What is expected: Reproduce each of the entries below word for word, leaving out the pictures.

begin Source material

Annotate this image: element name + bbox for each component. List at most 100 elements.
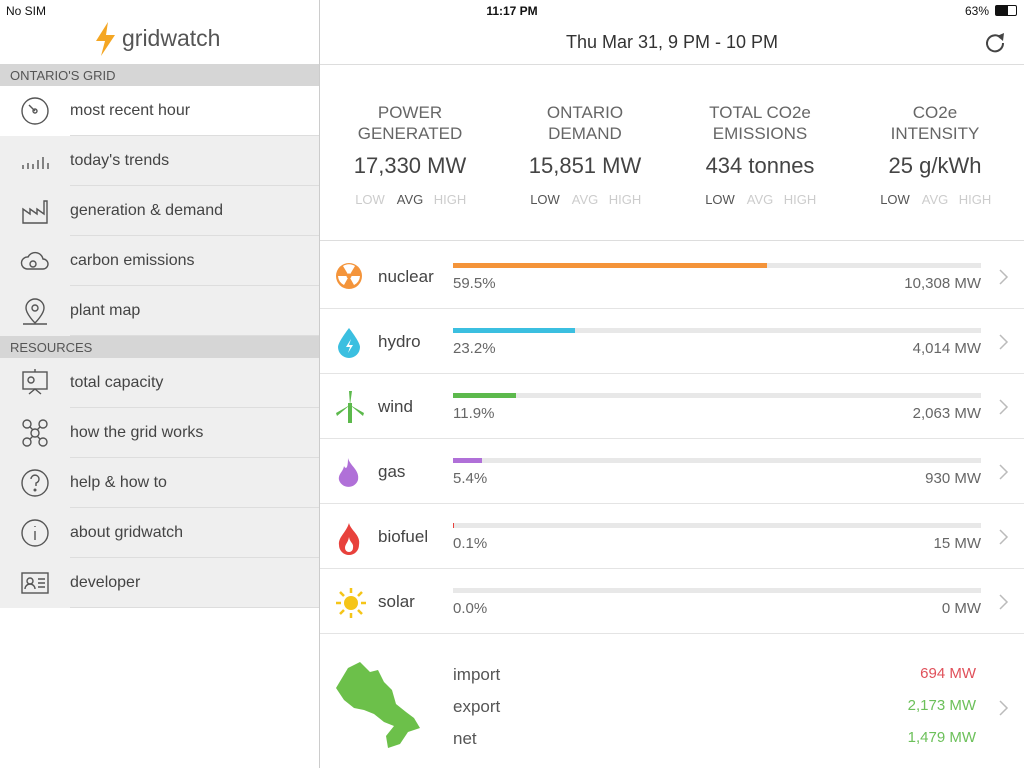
stat-level[interactable]: LOW [880,192,910,207]
bar-track [453,588,981,593]
menu-label: carbon emissions [70,252,195,269]
source-share: 0.0% [453,600,488,617]
refresh-button[interactable] [983,30,1007,54]
menu-label: help & how to [70,474,167,491]
menu-rule [70,135,319,136]
stat-value: 15,851 MW [528,153,642,178]
menu-rule [70,407,319,408]
menu-item[interactable]: plant map [0,286,319,336]
source-share: 5.4% [453,470,488,487]
source-icon [334,391,366,428]
clock: 11:17 PM [486,4,538,18]
row-rule [320,308,1024,309]
source-share: 0.1% [453,535,488,552]
battery-percent: 63% [965,4,990,18]
menu-item[interactable]: generation & demand [0,186,319,236]
chevron [998,398,1010,421]
stat-level[interactable]: LOW [355,192,385,207]
menu-label: about gridwatch [70,524,183,541]
menu-rule [70,235,319,236]
trade-label: import [453,665,501,684]
battery-icon [995,5,1017,16]
stat-level[interactable]: HIGH [433,192,467,207]
source-share: 23.2% [453,340,496,357]
source-output: 4,014 MW [912,340,981,357]
chevron [998,593,1010,616]
source-row[interactable]: hydro 23.2% 4,014 MW [320,309,1024,374]
header-rule [320,64,1024,65]
stat-level[interactable]: HIGH [608,192,642,207]
bar-track [453,328,981,333]
menu-item[interactable]: how the grid works [0,408,319,458]
stat-level[interactable]: AVG [921,192,949,207]
source-name: gas [378,462,406,481]
menu-label: plant map [70,302,141,319]
section-header: ONTARIO'S GRID [0,64,319,86]
menu-icon [19,417,51,454]
period: Thu Mar 31, 9 PM - 10 PM [565,32,779,52]
menu-label: most recent hour [70,102,191,119]
menu-icon [19,367,51,404]
menu-item[interactable]: most recent hour [0,86,319,136]
source-icon [334,326,364,363]
bar [453,263,768,268]
source-row[interactable]: solar 0.0% 0 MW [320,569,1024,634]
chevron [998,528,1010,551]
source-row[interactable]: wind 11.9% 2,063 MW [320,374,1024,439]
menu-rule [70,185,319,186]
section-header: RESOURCES [0,336,319,358]
source-name: solar [378,592,415,611]
menu-icon [19,295,51,332]
menu-rule [70,507,319,508]
trade-label: export [453,697,501,716]
source-output: 0 MW [941,600,981,617]
bar [453,458,482,463]
stat-level[interactable]: HIGH [958,192,992,207]
stat-level[interactable]: LOW [530,192,560,207]
menu-item[interactable]: about gridwatch [0,508,319,558]
menu-item[interactable]: total capacity [0,358,319,408]
trade-value: 2,173 MW [907,697,976,714]
stat-level[interactable]: HIGH [783,192,817,207]
chevron [998,268,1010,291]
chevron [998,463,1010,486]
section-title: ONTARIO'S GRID [10,68,116,83]
menu-icon [19,517,51,554]
source-icon [334,586,368,625]
stat-label: CO2e INTENSITY [890,103,980,143]
summary-rule [320,240,1024,241]
source-row[interactable]: nuclear 59.5% 10,308 MW [320,244,1024,309]
stat-level[interactable]: AVG [571,192,599,207]
stat-value: 434 tonnes [705,153,815,178]
menu-icon [19,567,51,604]
source-icon [334,521,364,560]
source-output: 10,308 MW [904,275,981,292]
menu-rule [70,285,319,286]
stat-value: 17,330 MW [353,153,467,178]
menu-item[interactable]: help & how to [0,458,319,508]
bar [453,328,576,333]
stat-level[interactable]: AVG [396,192,424,207]
source-output: 930 MW [925,470,981,487]
app-name: gridwatch [122,25,221,51]
menu-item[interactable]: today's trends [0,136,319,186]
menu-item[interactable]: developer [0,558,319,608]
source-name: nuclear [378,267,434,286]
source-share: 59.5% [453,275,496,292]
menu-item[interactable]: carbon emissions [0,236,319,286]
stat-level[interactable]: LOW [705,192,735,207]
stat-level[interactable]: AVG [746,192,774,207]
menu-label: how the grid works [70,424,204,441]
source-row[interactable]: gas 5.4% 930 MW [320,439,1024,504]
row-rule [320,633,1024,634]
source-name: wind [378,397,413,416]
source-row[interactable]: biofuel 0.1% 15 MW [320,504,1024,569]
menu-icon [19,245,51,282]
source-name: biofuel [378,527,429,546]
menu-icon [19,145,51,182]
carrier: No SIM [6,4,47,18]
menu-rule [70,457,319,458]
chevron[interactable] [998,699,1010,717]
section-title: RESOURCES [10,340,93,355]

end Source material

Right answer:
Annotate this image: element name + bbox for each component. List at most 100 elements.
stat-level[interactable]: LOW [880,192,910,207]
bar-track [453,588,981,593]
menu-label: carbon emissions [70,252,195,269]
source-share: 0.0% [453,600,488,617]
refresh-button[interactable] [983,30,1007,54]
menu-label: help & how to [70,474,167,491]
menu-rule [70,135,319,136]
stat-value: 15,851 MW [528,153,642,178]
menu-rule [70,407,319,408]
menu-item[interactable]: plant map [0,286,319,336]
source-share: 5.4% [453,470,488,487]
source-icon [334,391,366,428]
clock: 11:17 PM [486,4,538,18]
row-rule [320,308,1024,309]
source-share: 0.1% [453,535,488,552]
battery-percent: 63% [965,4,990,18]
menu-item[interactable]: generation & demand [0,186,319,236]
chevron [998,398,1010,421]
stat-level[interactable]: LOW [355,192,385,207]
menu-label: about gridwatch [70,524,183,541]
menu-rule [70,235,319,236]
trade-label: import [453,665,501,684]
battery-icon [995,5,1017,16]
stat-level[interactable]: HIGH [433,192,467,207]
source-share: 23.2% [453,340,496,357]
source-output: 4,014 MW [912,340,981,357]
chevron [998,593,1010,616]
source-row[interactable]: hydro 23.2% 4,014 MW [320,309,1024,374]
header-rule [320,64,1024,65]
stat-level[interactable]: HIGH [608,192,642,207]
bar-track [453,328,981,333]
menu-item[interactable]: how the grid works [0,408,319,458]
stat-level[interactable]: AVG [921,192,949,207]
source-name: gas [378,462,406,481]
menu-label: plant map [70,302,141,319]
section-header: ONTARIO'S GRID [0,64,319,86]
menu-icon [19,417,51,454]
period: Thu Mar 31, 9 PM - 10 PM [565,32,779,52]
menu-label: most recent hour [70,102,191,119]
menu-icon [19,367,51,404]
menu-item[interactable]: most recent hour [0,86,319,136]
source-icon [334,326,364,363]
bar [453,263,768,268]
source-row[interactable]: solar 0.0% 0 MW [320,569,1024,634]
chevron [998,528,1010,551]
source-row[interactable]: wind 11.9% 2,063 MW [320,374,1024,439]
menu-rule [70,185,319,186]
section-header: RESOURCES [0,336,319,358]
source-name: solar [378,592,415,611]
menu-icon [19,295,51,332]
menu-rule [70,507,319,508]
trade-label: export [453,697,501,716]
source-output: 0 MW [941,600,981,617]
bar [453,458,482,463]
stat-level[interactable]: HIGH [958,192,992,207]
stat-level[interactable]: LOW [530,192,560,207]
menu-item[interactable]: about gridwatch [0,508,319,558]
menu-item[interactable]: total capacity [0,358,319,408]
trade-value: 2,173 MW [907,697,976,714]
stat-level[interactable]: HIGH [783,192,817,207]
chevron [998,268,1010,291]
chevron [998,463,1010,486]
section-title: ONTARIO'S GRID [10,68,116,83]
menu-icon [19,517,51,554]
source-icon [334,586,368,625]
stat-label: CO2e INTENSITY [890,103,980,143]
summary-rule [320,240,1024,241]
source-row[interactable]: nuclear 59.5% 10,308 MW [320,244,1024,309]
stat-level[interactable]: AVG [571,192,599,207]
stat-value: 434 tonnes [705,153,815,178]
menu-icon [19,567,51,604]
source-icon [334,521,364,560]
source-output: 10,308 MW [904,275,981,292]
menu-rule [70,285,319,286]
stat-value: 17,330 MW [353,153,467,178]
menu-item[interactable]: help & how to [0,458,319,508]
bar [453,328,576,333]
stat-level[interactable]: AVG [396,192,424,207]
source-output: 930 MW [925,470,981,487]
app-name: gridwatch [122,25,221,51]
menu-item[interactable]: today's trends [0,136,319,186]
menu-item[interactable]: developer [0,558,319,608]
source-name: nuclear [378,267,434,286]
source-share: 59.5% [453,275,496,292]
menu-item[interactable]: carbon emissions [0,236,319,286]
stat-level[interactable]: LOW [705,192,735,207]
stat-level[interactable]: AVG [746,192,774,207]
menu-label: how the grid works [70,424,204,441]
source-row[interactable]: gas 5.4% 930 MW [320,439,1024,504]
row-rule [320,633,1024,634]
source-name: wind [378,397,413,416]
source-row[interactable]: biofuel 0.1% 15 MW [320,504,1024,569]
menu-icon [19,245,51,282]
source-name: biofuel [378,527,429,546]
menu-icon [19,145,51,182]
carrier: No SIM [6,4,47,18]
menu-rule [70,457,319,458]
chevron[interactable] [998,699,1010,717]
section-title: RESOURCES [10,340,93,355]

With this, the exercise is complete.